Exercise prompt. Which lines hold the word "still"? Copy each of them from the material.

Saved data entries:
|---|

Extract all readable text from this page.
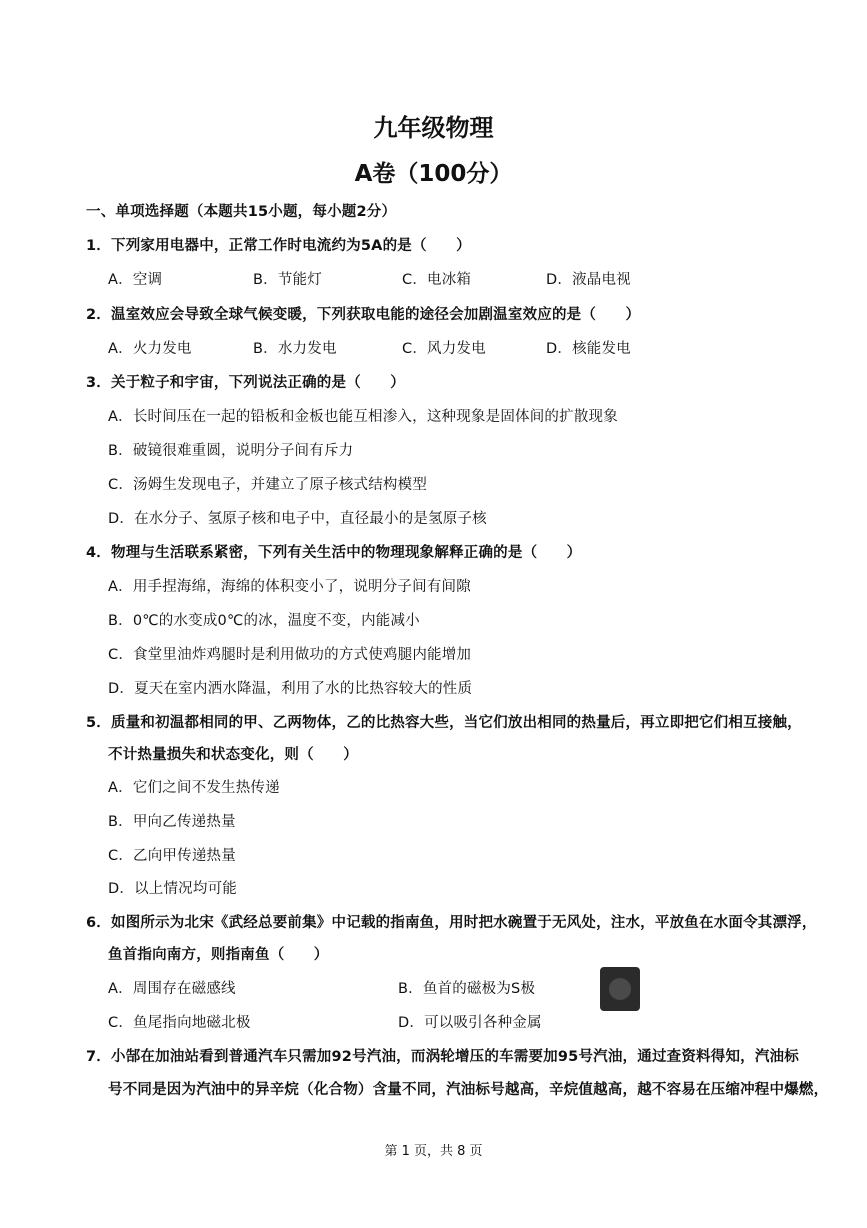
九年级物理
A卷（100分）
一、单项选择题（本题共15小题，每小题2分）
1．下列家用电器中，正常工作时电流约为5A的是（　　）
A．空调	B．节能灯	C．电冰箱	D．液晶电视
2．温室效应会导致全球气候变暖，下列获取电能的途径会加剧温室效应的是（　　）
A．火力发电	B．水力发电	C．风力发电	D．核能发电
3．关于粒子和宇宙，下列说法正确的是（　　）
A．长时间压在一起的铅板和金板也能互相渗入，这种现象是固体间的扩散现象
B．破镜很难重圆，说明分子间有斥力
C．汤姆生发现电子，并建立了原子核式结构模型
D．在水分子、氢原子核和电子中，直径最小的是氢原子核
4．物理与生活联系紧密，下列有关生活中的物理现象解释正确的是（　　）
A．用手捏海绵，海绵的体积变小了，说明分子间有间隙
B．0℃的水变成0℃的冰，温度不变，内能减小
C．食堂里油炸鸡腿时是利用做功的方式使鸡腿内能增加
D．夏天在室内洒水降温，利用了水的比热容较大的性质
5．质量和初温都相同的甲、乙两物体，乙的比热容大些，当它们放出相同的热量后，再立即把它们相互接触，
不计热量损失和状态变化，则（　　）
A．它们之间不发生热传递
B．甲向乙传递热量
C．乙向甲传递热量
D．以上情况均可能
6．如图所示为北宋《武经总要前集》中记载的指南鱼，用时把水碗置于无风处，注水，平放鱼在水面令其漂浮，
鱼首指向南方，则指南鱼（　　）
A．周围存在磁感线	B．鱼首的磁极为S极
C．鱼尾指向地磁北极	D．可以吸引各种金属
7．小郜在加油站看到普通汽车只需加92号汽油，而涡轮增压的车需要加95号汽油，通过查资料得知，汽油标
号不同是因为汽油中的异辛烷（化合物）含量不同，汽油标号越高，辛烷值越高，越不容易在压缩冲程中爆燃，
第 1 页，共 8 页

|---|

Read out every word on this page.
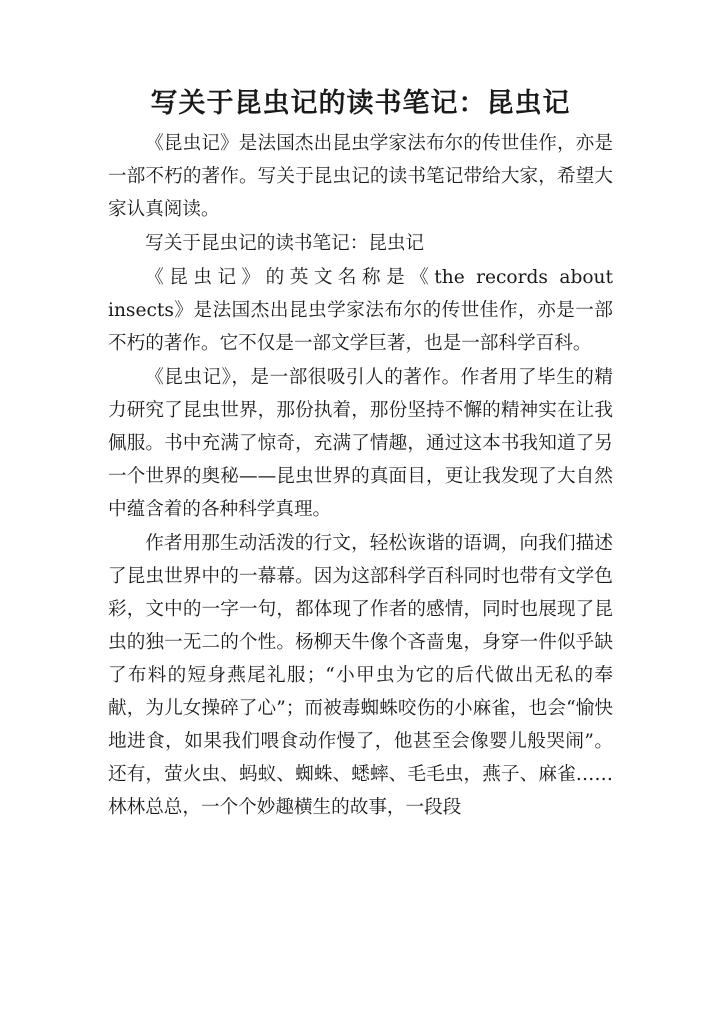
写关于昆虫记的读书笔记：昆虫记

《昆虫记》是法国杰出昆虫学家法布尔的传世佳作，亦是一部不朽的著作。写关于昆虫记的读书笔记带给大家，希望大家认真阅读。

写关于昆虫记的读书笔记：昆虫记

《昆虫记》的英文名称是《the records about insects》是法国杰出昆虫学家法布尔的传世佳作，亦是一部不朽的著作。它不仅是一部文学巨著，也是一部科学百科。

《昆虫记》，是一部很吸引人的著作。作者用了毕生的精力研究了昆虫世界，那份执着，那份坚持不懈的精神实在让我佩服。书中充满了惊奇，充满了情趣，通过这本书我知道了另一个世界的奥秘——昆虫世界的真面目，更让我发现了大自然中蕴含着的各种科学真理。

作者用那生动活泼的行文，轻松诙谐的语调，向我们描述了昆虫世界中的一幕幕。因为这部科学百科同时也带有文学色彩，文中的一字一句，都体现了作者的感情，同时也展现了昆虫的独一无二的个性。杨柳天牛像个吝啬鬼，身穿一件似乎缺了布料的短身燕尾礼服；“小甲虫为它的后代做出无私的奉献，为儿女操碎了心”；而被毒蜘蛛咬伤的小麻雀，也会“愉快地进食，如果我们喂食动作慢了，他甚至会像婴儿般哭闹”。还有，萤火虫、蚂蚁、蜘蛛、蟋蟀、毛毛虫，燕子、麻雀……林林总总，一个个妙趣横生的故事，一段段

|---|

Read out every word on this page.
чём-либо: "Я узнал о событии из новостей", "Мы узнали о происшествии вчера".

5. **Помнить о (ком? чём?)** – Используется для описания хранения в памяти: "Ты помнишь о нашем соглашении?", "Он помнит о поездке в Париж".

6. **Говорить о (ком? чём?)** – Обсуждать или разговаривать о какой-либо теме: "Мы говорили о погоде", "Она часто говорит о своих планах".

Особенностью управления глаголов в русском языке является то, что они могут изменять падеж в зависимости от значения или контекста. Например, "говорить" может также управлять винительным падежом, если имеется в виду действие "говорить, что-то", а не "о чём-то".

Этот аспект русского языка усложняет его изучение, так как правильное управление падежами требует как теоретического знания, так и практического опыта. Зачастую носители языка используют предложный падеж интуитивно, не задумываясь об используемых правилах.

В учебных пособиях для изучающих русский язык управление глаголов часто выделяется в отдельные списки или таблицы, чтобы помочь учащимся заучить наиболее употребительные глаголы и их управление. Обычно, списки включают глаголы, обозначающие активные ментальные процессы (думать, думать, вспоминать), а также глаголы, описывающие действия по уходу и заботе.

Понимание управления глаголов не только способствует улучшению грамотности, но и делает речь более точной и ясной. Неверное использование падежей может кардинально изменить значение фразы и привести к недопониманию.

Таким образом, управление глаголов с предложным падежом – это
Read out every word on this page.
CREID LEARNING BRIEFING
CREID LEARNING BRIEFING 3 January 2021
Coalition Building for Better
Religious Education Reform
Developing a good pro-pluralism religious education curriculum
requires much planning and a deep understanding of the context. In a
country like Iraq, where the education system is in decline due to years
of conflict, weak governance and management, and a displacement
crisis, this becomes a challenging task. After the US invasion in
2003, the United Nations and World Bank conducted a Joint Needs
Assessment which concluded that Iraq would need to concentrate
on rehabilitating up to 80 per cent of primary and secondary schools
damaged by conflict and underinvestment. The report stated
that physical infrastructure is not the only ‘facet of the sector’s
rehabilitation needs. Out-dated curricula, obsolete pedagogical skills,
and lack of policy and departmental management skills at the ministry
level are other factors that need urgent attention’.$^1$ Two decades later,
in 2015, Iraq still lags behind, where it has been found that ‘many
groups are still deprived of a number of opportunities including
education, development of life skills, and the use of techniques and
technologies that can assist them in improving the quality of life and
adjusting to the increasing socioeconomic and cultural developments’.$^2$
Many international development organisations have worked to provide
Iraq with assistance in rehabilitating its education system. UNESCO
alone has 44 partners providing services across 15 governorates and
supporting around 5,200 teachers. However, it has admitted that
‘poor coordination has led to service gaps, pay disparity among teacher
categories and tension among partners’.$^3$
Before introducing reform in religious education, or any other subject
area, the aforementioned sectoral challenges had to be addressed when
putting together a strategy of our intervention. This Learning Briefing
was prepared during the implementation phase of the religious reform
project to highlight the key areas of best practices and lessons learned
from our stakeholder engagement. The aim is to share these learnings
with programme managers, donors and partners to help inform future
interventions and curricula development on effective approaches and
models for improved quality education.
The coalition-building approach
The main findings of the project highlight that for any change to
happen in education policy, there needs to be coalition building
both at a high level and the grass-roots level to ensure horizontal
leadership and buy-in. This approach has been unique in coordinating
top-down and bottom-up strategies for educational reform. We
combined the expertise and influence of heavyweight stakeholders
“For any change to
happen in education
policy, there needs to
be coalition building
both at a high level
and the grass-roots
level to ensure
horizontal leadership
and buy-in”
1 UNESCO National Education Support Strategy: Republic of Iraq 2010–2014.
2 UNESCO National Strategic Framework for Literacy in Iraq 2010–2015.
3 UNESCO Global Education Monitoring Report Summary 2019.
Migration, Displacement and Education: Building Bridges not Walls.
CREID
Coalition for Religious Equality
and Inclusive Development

|---|

The solution.
in 2015, Iraq still lags behind, where it has been found that ‘many
groups are still deprived of a number of opportunities including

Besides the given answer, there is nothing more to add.